Write out the whole listing again, exactly.

── ENTRIES SHOWN ──

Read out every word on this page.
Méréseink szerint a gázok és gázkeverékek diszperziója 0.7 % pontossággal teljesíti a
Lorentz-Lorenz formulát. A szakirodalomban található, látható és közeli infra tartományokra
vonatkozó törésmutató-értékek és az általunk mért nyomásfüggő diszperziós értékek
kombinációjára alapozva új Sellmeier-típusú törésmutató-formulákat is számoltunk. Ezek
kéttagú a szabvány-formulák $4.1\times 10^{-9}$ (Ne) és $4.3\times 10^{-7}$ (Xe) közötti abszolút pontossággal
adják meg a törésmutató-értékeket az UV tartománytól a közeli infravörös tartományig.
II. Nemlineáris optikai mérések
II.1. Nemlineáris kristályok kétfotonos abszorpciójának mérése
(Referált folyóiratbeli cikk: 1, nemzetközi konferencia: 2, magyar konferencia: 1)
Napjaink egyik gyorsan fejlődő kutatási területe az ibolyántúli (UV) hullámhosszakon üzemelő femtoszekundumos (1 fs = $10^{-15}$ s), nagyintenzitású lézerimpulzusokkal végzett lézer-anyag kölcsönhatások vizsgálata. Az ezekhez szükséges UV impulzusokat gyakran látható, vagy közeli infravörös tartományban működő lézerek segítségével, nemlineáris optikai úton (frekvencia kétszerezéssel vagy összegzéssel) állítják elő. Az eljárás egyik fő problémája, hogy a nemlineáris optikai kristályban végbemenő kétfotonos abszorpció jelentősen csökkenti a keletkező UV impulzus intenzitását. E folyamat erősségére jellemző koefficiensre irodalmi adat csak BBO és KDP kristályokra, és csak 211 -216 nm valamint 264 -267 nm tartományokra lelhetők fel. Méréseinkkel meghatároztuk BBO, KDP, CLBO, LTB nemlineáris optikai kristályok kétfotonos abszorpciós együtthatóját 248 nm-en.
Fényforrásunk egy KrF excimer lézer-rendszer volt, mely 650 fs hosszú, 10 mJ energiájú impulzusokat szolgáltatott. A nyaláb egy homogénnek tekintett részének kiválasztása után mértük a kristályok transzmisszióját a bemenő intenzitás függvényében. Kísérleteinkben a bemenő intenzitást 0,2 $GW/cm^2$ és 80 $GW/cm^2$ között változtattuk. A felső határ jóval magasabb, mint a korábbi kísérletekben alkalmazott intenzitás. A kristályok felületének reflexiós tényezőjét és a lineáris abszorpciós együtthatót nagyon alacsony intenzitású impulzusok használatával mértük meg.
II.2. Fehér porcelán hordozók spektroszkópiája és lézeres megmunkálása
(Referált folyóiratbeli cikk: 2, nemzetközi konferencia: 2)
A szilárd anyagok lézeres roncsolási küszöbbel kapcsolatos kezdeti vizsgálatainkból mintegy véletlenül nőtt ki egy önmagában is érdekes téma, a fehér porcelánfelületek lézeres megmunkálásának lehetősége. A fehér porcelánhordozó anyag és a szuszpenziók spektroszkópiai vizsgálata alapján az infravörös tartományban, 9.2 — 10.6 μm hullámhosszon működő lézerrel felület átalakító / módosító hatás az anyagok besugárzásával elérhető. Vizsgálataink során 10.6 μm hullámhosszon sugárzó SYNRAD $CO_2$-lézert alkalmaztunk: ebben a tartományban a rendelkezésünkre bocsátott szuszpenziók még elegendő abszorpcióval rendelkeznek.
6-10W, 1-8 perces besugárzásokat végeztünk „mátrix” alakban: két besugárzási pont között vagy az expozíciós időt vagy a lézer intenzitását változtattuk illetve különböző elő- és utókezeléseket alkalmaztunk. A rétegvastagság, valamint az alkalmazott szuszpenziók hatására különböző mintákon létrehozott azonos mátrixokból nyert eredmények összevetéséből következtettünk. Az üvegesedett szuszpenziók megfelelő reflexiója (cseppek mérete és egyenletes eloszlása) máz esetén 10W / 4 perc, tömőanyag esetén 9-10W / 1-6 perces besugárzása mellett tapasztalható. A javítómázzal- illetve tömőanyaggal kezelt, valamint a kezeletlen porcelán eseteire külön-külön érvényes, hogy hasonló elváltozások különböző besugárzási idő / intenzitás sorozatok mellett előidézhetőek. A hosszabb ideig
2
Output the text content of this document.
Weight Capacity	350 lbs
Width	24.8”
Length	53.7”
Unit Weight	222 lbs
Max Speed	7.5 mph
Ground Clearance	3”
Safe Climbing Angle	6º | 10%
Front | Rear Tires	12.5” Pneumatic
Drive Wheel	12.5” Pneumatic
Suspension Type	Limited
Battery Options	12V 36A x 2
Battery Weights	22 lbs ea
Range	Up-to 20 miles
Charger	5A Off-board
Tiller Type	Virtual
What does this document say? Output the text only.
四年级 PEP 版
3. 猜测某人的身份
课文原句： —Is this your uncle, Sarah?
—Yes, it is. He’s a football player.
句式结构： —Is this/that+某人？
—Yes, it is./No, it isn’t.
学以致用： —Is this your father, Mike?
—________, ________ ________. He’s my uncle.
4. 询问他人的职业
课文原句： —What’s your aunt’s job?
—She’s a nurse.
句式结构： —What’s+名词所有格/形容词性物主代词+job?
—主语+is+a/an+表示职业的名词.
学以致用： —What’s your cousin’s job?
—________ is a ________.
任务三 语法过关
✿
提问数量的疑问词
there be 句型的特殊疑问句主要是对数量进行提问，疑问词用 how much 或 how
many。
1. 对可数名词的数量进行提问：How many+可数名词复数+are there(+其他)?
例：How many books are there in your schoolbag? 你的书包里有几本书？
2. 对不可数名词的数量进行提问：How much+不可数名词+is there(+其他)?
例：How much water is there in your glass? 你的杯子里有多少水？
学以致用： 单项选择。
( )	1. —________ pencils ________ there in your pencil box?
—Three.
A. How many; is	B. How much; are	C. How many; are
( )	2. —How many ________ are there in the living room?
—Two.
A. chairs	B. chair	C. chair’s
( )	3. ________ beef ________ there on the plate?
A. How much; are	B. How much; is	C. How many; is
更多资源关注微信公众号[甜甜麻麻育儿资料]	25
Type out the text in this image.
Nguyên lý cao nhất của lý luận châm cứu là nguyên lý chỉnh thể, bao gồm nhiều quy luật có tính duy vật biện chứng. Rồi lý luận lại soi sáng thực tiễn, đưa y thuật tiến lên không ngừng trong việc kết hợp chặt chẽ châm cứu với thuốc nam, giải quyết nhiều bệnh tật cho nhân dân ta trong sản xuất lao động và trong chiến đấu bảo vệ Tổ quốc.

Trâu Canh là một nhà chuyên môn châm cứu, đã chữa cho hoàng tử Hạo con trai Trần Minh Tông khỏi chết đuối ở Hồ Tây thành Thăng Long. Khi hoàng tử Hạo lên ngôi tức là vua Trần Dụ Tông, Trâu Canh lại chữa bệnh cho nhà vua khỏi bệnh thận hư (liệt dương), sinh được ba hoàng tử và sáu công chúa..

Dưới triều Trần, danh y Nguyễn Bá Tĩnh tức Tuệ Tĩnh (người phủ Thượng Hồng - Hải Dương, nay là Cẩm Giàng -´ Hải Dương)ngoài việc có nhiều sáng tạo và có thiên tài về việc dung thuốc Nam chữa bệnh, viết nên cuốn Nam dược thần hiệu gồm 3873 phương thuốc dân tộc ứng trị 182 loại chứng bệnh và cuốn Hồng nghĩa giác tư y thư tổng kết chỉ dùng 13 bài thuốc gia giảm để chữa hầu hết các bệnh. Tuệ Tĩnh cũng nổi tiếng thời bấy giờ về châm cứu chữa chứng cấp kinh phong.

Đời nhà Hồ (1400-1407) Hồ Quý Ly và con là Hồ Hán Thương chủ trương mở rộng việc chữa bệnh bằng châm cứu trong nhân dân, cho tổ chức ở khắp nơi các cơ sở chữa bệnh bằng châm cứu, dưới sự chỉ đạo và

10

───

THE SOLUTION
Read out every word on this page.
Méréseink szerint a gázok és gázkeverékek diszperziója 0.7 % pontossággal teljesíti a
Lorentz-Lorenz formulát. A szakirodalomban található, látható és közeli infra tartományokra
vonatkozó törésmutató-értékek és az általunk mért nyomásfüggő diszperziós értékek
kombinációjára alapozva új Sellmeier-típusú törésmutató-formulákat is számoltunk. Ezek
kéttagú a szabvány-formulák $4.1\times 10^{-9}$ (Ne) és $4.3\times 10^{-7}$ (Xe) közötti abszolút pontossággal
adják meg a törésmutató-értékeket az UV tartománytól a közeli infravörös tartományig.
II. Nemlineáris optikai mérések
II.1. Nemlineáris kristályok kétfotonos abszorpciójának mérése
(Referált folyóiratbeli cikk: 1, nemzetközi konferencia: 2, magyar konferencia: 1)
Napjaink egyik gyorsan fejlődő kutatási területe az ibolyántúli (UV) hullámhosszakon üzemelő femtoszekundumos (1 fs = $10^{-15}$ s), nagyintenzitású lézerimpulzusokkal végzett lézer-anyag kölcsönhatások vizsgálata. Az ezekhez szükséges UV impulzusokat gyakran látható, vagy közeli infravörös tartományban működő lézerek segítségével, nemlineáris optikai úton (frekvencia kétszerezéssel vagy összegzéssel) állítják elő. Az eljárás egyik fő problémája, hogy a nemlineáris optikai kristályban végbemenő kétfotonos abszorpció jelentősen csökkenti a keletkező UV impulzus intenzitását. E folyamat erősségére jellemző koefficiensre irodalmi adat csak BBO és KDP kristályokra, és csak 211 -216 nm valamint 264 -267 nm tartományokra lelhetők fel. Méréseinkkel meghatároztuk BBO, KDP, CLBO, LTB nemlineáris optikai kristályok kétfotonos abszorpciós együtthatóját 248 nm-en.
Fényforrásunk egy KrF excimer lézer-rendszer volt, mely 650 fs hosszú, 10 mJ energiájú impulzusokat szolgáltatott. A nyaláb egy homogénnek tekintett részének kiválasztása után mértük a kristályok transzmisszióját a bemenő intenzitás függvényében. Kísérleteinkben a bemenő intenzitást 0,2 $GW/cm^2$ és 80 $GW/cm^2$ között változtattuk. A felső határ jóval magasabb, mint a korábbi kísérletekben alkalmazott intenzitás. A kristályok felületének reflexiós tényezőjét és a lineáris abszorpciós együtthatót nagyon alacsony intenzitású impulzusok használatával mértük meg.
II.2. Fehér porcelán hordozók spektroszkópiája és lézeres megmunkálása
(Referált folyóiratbeli cikk: 2, nemzetközi konferencia: 2)
A szilárd anyagok lézeres roncsolási küszöbbel kapcsolatos kezdeti vizsgálatainkból mintegy véletlenül nőtt ki egy önmagában is érdekes téma, a fehér porcelánfelületek lézeres megmunkálásának lehetősége. A fehér porcelánhordozó anyag és a szuszpenziók spektroszkópiai vizsgálata alapján az infravörös tartományban, 9.2 — 10.6 μm hullámhosszon működő lézerrel felület átalakító / módosító hatás az anyagok besugárzásával elérhető. Vizsgálataink során 10.6 μm hullámhosszon sugárzó SYNRAD $CO_2$-lézert alkalmaztunk: ebben a tartományban a rendelkezésünkre bocsátott szuszpenziók még elegendő abszorpcióval rendelkeznek.
6-10W, 1-8 perces besugárzásokat végeztünk „mátrix” alakban: két besugárzási pont között vagy az expozíciós időt vagy a lézer intenzitását változtattuk illetve különböző elő- és utókezeléseket alkalmaztunk. A rétegvastagság, valamint az alkalmazott szuszpenziók hatására különböző mintákon létrehozott azonos mátrixokból nyert eredmények összevetéséből következtettünk. Az üvegesedett szuszpenziók megfelelő reflexiója (cseppek mérete és egyenletes eloszlása) máz esetén 10W / 4 perc, tömőanyag esetén 9-10W / 1-6 perces besugárzása mellett tapasztalható. A javítómázzal- illetve tömőanyaggal kezelt, valamint a kezeletlen porcelán eseteire külön-külön érvényes, hogy hasonló elváltozások különböző besugárzási idő / intenzitás sorozatok mellett előidézhetőek. A hosszabb ideig
2
Output the text content of this document.
Weight Capacity	350 lbs
Width	24.8”
Length	53.7”
Unit Weight	222 lbs
Max Speed	7.5 mph
Ground Clearance	3”
Safe Climbing Angle	6º | 10%
Front | Rear Tires	12.5” Pneumatic
Drive Wheel	12.5” Pneumatic
Suspension Type	Limited
Battery Options	12V 36A x 2
Battery Weights	22 lbs ea
Range	Up-to 20 miles
Charger	5A Off-board
Tiller Type	Virtual
What does this document say? Output the text only.
四年级 PEP 版
3. 猜测某人的身份
课文原句： —Is this your uncle, Sarah?
—Yes, it is. He’s a football player.
句式结构： —Is this/that+某人？
—Yes, it is./No, it isn’t.
学以致用： —Is this your father, Mike?
—________, ________ ________. He’s my uncle.
4. 询问他人的职业
课文原句： —What’s your aunt’s job?
—She’s a nurse.
句式结构： —What’s+名词所有格/形容词性物主代词+job?
—主语+is+a/an+表示职业的名词.
学以致用： —What’s your cousin’s job?
—________ is a ________.
任务三 语法过关
✿
提问数量的疑问词
there be 句型的特殊疑问句主要是对数量进行提问，疑问词用 how much 或 how
many。
1. 对可数名词的数量进行提问：How many+可数名词复数+are there(+其他)?
例：How many books are there in your schoolbag? 你的书包里有几本书？
2. 对不可数名词的数量进行提问：How much+不可数名词+is there(+其他)?
例：How much water is there in your glass? 你的杯子里有多少水？
学以致用： 单项选择。
( )	1. —________ pencils ________ there in your pencil box?
—Three.
A. How many; is	B. How much; are	C. How many; are
( )	2. —How many ________ are there in the living room?
—Two.
A. chairs	B. chair	C. chair’s
( )	3. ________ beef ________ there on the plate?
A. How much; are	B. How much; is	C. How many; is
更多资源关注微信公众号[甜甜麻麻育儿资料]	25
Type out the text in this image.
Nguyên lý cao nhất của lý luận châm cứu là nguyên lý chỉnh thể, bao gồm nhiều quy luật có tính duy vật biện chứng. Rồi lý luận lại soi sáng thực tiễn, đưa y thuật tiến lên không ngừng trong việc kết hợp chặt chẽ châm cứu với thuốc nam, giải quyết nhiều bệnh tật cho nhân dân ta trong sản xuất lao động và trong chiến đấu bảo vệ Tổ quốc.

Trâu Canh là một nhà chuyên môn châm cứu, đã chữa cho hoàng tử Hạo con trai Trần Minh Tông khỏi chết đuối ở Hồ Tây thành Thăng Long. Khi hoàng tử Hạo lên ngôi tức là vua Trần Dụ Tông, Trâu Canh lại chữa bệnh cho nhà vua khỏi bệnh thận hư (liệt dương), sinh được ba hoàng tử và sáu công chúa..

Dưới triều Trần, danh y Nguyễn Bá Tĩnh tức Tuệ Tĩnh (người phủ Thượng Hồng - Hải Dương, nay là Cẩm Giàng -´ Hải Dương)ngoài việc có nhiều sáng tạo và có thiên tài về việc dung thuốc Nam chữa bệnh, viết nên cuốn Nam dược thần hiệu gồm 3873 phương thuốc dân tộc ứng trị 182 loại chứng bệnh và cuốn Hồng nghĩa giác tư y thư tổng kết chỉ dùng 13 bài thuốc gia giảm để chữa hầu hết các bệnh. Tuệ Tĩnh cũng nổi tiếng thời bấy giờ về châm cứu chữa chứng cấp kinh phong.

Đời nhà Hồ (1400-1407) Hồ Quý Ly và con là Hồ Hán Thương chủ trương mở rộng việc chữa bệnh bằng châm cứu trong nhân dân, cho tổ chức ở khắp nơi các cơ sở chữa bệnh bằng châm cứu, dưới sự chỉ đạo và

10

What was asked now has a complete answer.